[Data entries]
--------------------

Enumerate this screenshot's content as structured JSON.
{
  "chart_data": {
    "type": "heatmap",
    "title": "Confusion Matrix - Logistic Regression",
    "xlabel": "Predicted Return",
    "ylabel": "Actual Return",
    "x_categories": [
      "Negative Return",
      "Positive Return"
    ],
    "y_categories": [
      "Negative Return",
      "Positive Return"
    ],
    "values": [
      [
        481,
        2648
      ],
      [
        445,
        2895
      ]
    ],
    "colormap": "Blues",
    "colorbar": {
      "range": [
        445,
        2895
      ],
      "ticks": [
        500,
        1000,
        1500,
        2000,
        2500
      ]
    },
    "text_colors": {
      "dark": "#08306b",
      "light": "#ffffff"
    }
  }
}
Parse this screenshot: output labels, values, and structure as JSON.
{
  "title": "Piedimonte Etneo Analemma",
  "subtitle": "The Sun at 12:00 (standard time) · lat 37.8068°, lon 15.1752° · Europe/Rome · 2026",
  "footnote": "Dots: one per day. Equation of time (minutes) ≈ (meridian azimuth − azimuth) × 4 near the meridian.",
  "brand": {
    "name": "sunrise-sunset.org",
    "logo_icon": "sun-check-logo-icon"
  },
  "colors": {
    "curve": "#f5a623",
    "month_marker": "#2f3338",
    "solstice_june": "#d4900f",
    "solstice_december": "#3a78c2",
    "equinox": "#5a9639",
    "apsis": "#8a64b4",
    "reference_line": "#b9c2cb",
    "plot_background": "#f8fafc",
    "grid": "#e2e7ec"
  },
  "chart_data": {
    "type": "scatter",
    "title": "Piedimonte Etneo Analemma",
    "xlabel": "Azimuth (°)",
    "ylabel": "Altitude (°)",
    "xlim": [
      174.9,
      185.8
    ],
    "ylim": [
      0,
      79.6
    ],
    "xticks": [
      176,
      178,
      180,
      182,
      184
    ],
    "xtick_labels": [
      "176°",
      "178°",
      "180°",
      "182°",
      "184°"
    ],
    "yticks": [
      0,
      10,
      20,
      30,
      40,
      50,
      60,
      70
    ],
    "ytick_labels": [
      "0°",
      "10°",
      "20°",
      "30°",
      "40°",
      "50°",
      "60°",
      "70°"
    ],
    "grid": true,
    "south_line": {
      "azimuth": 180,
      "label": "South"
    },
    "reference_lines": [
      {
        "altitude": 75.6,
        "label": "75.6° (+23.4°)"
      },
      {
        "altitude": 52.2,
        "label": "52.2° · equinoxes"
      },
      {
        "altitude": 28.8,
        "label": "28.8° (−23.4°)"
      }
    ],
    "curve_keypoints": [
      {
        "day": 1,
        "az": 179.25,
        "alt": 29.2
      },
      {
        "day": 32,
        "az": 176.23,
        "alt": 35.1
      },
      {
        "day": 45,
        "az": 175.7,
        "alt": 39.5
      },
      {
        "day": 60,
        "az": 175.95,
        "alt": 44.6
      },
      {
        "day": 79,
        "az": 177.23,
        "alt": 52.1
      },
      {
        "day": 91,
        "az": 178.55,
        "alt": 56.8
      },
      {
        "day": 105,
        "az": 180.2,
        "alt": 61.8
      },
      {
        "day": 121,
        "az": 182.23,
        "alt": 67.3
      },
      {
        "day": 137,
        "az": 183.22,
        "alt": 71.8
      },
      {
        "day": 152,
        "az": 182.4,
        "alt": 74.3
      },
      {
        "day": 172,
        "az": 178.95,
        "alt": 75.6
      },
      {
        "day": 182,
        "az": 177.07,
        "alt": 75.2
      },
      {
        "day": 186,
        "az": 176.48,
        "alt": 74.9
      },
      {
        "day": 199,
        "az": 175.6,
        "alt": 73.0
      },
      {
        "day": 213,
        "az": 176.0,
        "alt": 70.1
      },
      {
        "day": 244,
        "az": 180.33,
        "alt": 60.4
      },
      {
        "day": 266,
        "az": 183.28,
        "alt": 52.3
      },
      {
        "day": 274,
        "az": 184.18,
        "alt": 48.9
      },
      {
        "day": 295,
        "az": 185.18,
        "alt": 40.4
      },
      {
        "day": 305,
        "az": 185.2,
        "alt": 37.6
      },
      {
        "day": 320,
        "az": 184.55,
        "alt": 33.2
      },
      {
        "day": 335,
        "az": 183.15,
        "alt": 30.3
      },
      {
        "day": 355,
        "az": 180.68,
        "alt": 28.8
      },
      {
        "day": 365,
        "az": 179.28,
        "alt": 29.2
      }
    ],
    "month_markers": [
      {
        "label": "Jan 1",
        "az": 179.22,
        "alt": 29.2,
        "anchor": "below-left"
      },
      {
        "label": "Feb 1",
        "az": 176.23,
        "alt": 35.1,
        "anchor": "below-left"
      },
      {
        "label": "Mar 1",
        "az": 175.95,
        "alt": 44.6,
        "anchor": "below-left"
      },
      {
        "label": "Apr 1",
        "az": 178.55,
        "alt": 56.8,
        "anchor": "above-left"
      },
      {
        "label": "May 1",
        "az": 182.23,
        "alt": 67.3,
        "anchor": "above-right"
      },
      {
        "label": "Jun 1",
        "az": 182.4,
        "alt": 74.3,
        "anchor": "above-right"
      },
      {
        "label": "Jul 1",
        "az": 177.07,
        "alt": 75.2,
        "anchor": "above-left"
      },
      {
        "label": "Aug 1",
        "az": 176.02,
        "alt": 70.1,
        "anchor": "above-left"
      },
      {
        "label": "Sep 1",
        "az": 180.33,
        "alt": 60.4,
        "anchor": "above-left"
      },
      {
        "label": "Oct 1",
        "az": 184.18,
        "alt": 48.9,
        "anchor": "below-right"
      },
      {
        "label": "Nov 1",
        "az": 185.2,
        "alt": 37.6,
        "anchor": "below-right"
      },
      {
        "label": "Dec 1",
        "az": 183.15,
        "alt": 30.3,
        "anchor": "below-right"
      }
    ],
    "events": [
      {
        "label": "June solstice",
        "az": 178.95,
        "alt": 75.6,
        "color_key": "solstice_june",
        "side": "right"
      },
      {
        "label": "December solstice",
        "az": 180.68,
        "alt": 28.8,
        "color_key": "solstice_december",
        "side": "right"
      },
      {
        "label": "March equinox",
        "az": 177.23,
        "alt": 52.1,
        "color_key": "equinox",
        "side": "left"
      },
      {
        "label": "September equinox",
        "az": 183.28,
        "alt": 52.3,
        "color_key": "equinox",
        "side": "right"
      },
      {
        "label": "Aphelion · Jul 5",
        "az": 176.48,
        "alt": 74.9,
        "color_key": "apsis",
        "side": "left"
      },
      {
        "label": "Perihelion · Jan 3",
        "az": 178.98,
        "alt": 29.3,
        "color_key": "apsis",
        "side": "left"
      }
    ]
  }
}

--------------------

* **JOB**
Please set down all the data word for word.

* **WRITTEN ANSWER**
Enumerate this screenshot's content as structured JSON.
{
  "chart_data": {
    "type": "heatmap",
    "title": "Confusion Matrix - Logistic Regression",
    "xlabel": "Predicted Return",
    "ylabel": "Actual Return",
    "x_categories": [
      "Negative Return",
      "Positive Return"
    ],
    "y_categories": [
      "Negative Return",
      "Positive Return"
    ],
    "values": [
      [
        481,
        2648
      ],
      [
        445,
        2895
      ]
    ],
    "colormap": "Blues",
    "colorbar": {
      "range": [
        445,
        2895
      ],
      "ticks": [
        500,
        1000,
        1500,
        2000,
        2500
      ]
    },
    "text_colors": {
      "dark": "#08306b",
      "light": "#ffffff"
    }
  }
}
Parse this screenshot: output labels, values, and structure as JSON.
{
  "title": "Piedimonte Etneo Analemma",
  "subtitle": "The Sun at 12:00 (standard time) · lat 37.8068°, lon 15.1752° · Europe/Rome · 2026",
  "footnote": "Dots: one per day. Equation of time (minutes) ≈ (meridian azimuth − azimuth) × 4 near the meridian.",
  "brand": {
    "name": "sunrise-sunset.org",
    "logo_icon": "sun-check-logo-icon"
  },
  "colors": {
    "curve": "#f5a623",
    "month_marker": "#2f3338",
    "solstice_june": "#d4900f",
    "solstice_december": "#3a78c2",
    "equinox": "#5a9639",
    "apsis": "#8a64b4",
    "reference_line": "#b9c2cb",
    "plot_background": "#f8fafc",
    "grid": "#e2e7ec"
  },
  "chart_data": {
    "type": "scatter",
    "title": "Piedimonte Etneo Analemma",
    "xlabel": "Azimuth (°)",
    "ylabel": "Altitude (°)",
    "xlim": [
      174.9,
      185.8
    ],
    "ylim": [
      0,
      79.6
    ],
    "xticks": [
      176,
      178,
      180,
      182,
      184
    ],
    "xtick_labels": [
      "176°",
      "178°",
      "180°",
      "182°",
      "184°"
    ],
    "yticks": [
      0,
      10,
      20,
      30,
      40,
      50,
      60,
      70
    ],
    "ytick_labels": [
      "0°",
      "10°",
      "20°",
      "30°",
      "40°",
      "50°",
      "60°",
      "70°"
    ],
    "grid": true,
    "south_line": {
      "azimuth": 180,
      "label": "South"
    },
    "reference_lines": [
      {
        "altitude": 75.6,
        "label": "75.6° (+23.4°)"
      },
      {
        "altitude": 52.2,
        "label": "52.2° · equinoxes"
      },
      {
        "altitude": 28.8,
        "label": "28.8° (−23.4°)"
      }
    ],
    "curve_keypoints": [
      {
        "day": 1,
        "az": 179.25,
        "alt": 29.2
      },
      {
        "day": 32,
        "az": 176.23,
        "alt": 35.1
      },
      {
        "day": 45,
        "az": 175.7,
        "alt": 39.5
      },
      {
        "day": 60,
        "az": 175.95,
        "alt": 44.6
      },
      {
        "day": 79,
        "az": 177.23,
        "alt": 52.1
      },
      {
        "day": 91,
        "az": 178.55,
        "alt": 56.8
      },
      {
        "day": 105,
        "az": 180.2,
        "alt": 61.8
      },
      {
        "day": 121,
        "az": 182.23,
        "alt": 67.3
      },
      {
        "day": 137,
        "az": 183.22,
        "alt": 71.8
      },
      {
        "day": 152,
        "az": 182.4,
        "alt": 74.3
      },
      {
        "day": 172,
        "az": 178.95,
        "alt": 75.6
      },
      {
        "day": 182,
        "az": 177.07,
        "alt": 75.2
      },
      {
        "day": 186,
        "az": 176.48,
        "alt": 74.9
      },
      {
        "day": 199,
        "az": 175.6,
        "alt": 73.0
      },
      {
        "day": 213,
        "az": 176.0,
        "alt": 70.1
      },
      {
        "day": 244,
        "az": 180.33,
        "alt": 60.4
      },
      {
        "day": 266,
        "az": 183.28,
        "alt": 52.3
      },
      {
        "day": 274,
        "az": 184.18,
        "alt": 48.9
      },
      {
        "day": 295,
        "az": 185.18,
        "alt": 40.4
      },
      {
        "day": 305,
        "az": 185.2,
        "alt": 37.6
      },
      {
        "day": 320,
        "az": 184.55,
        "alt": 33.2
      },
      {
        "day": 335,
        "az": 183.15,
        "alt": 30.3
      },
      {
        "day": 355,
        "az": 180.68,
        "alt": 28.8
      },
      {
        "day": 365,
        "az": 179.28,
        "alt": 29.2
      }
    ],
    "month_markers": [
      {
        "label": "Jan 1",
        "az": 179.22,
        "alt": 29.2,
        "anchor": "below-left"
      },
      {
        "label": "Feb 1",
        "az": 176.23,
        "alt": 35.1,
        "anchor": "below-left"
      },
      {
        "label": "Mar 1",
        "az": 175.95,
        "alt": 44.6,
        "anchor": "below-left"
      },
      {
        "label": "Apr 1",
        "az": 178.55,
        "alt": 56.8,
        "anchor": "above-left"
      },
      {
        "label": "May 1",
        "az": 182.23,
        "alt": 67.3,
        "anchor": "above-right"
      },
      {
        "label": "Jun 1",
        "az": 182.4,
        "alt": 74.3,
        "anchor": "above-right"
      },
      {
        "label": "Jul 1",
        "az": 177.07,
        "alt": 75.2,
        "anchor": "above-left"
      },
      {
        "label": "Aug 1",
        "az": 176.02,
        "alt": 70.1,
        "anchor": "above-left"
      },
      {
        "label": "Sep 1",
        "az": 180.33,
        "alt": 60.4,
        "anchor": "above-left"
      },
      {
        "label": "Oct 1",
        "az": 184.18,
        "alt": 48.9,
        "anchor": "below-right"
      },
      {
        "label": "Nov 1",
        "az": 185.2,
        "alt": 37.6,
        "anchor": "below-right"
      },
      {
        "label": "Dec 1",
        "az": 183.15,
        "alt": 30.3,
        "anchor": "below-right"
      }
    ],
    "events": [
      {
        "label": "June solstice",
        "az": 178.95,
        "alt": 75.6,
        "color_key": "solstice_june",
        "side": "right"
      },
      {
        "label": "December solstice",
        "az": 180.68,
        "alt": 28.8,
        "color_key": "solstice_december",
        "side": "right"
      },
      {
        "label": "March equinox",
        "az": 177.23,
        "alt": 52.1,
        "color_key": "equinox",
        "side": "left"
      },
      {
        "label": "September equinox",
        "az": 183.28,
        "alt": 52.3,
        "color_key": "equinox",
        "side": "right"
      },
      {
        "label": "Aphelion · Jul 5",
        "az": 176.48,
        "alt": 74.9,
        "color_key": "apsis",
        "side": "left"
      },
      {
        "label": "Perihelion · Jan 3",
        "az": 178.98,
        "alt": 29.3,
        "color_key": "apsis",
        "side": "left"
      }
    ]
  }
}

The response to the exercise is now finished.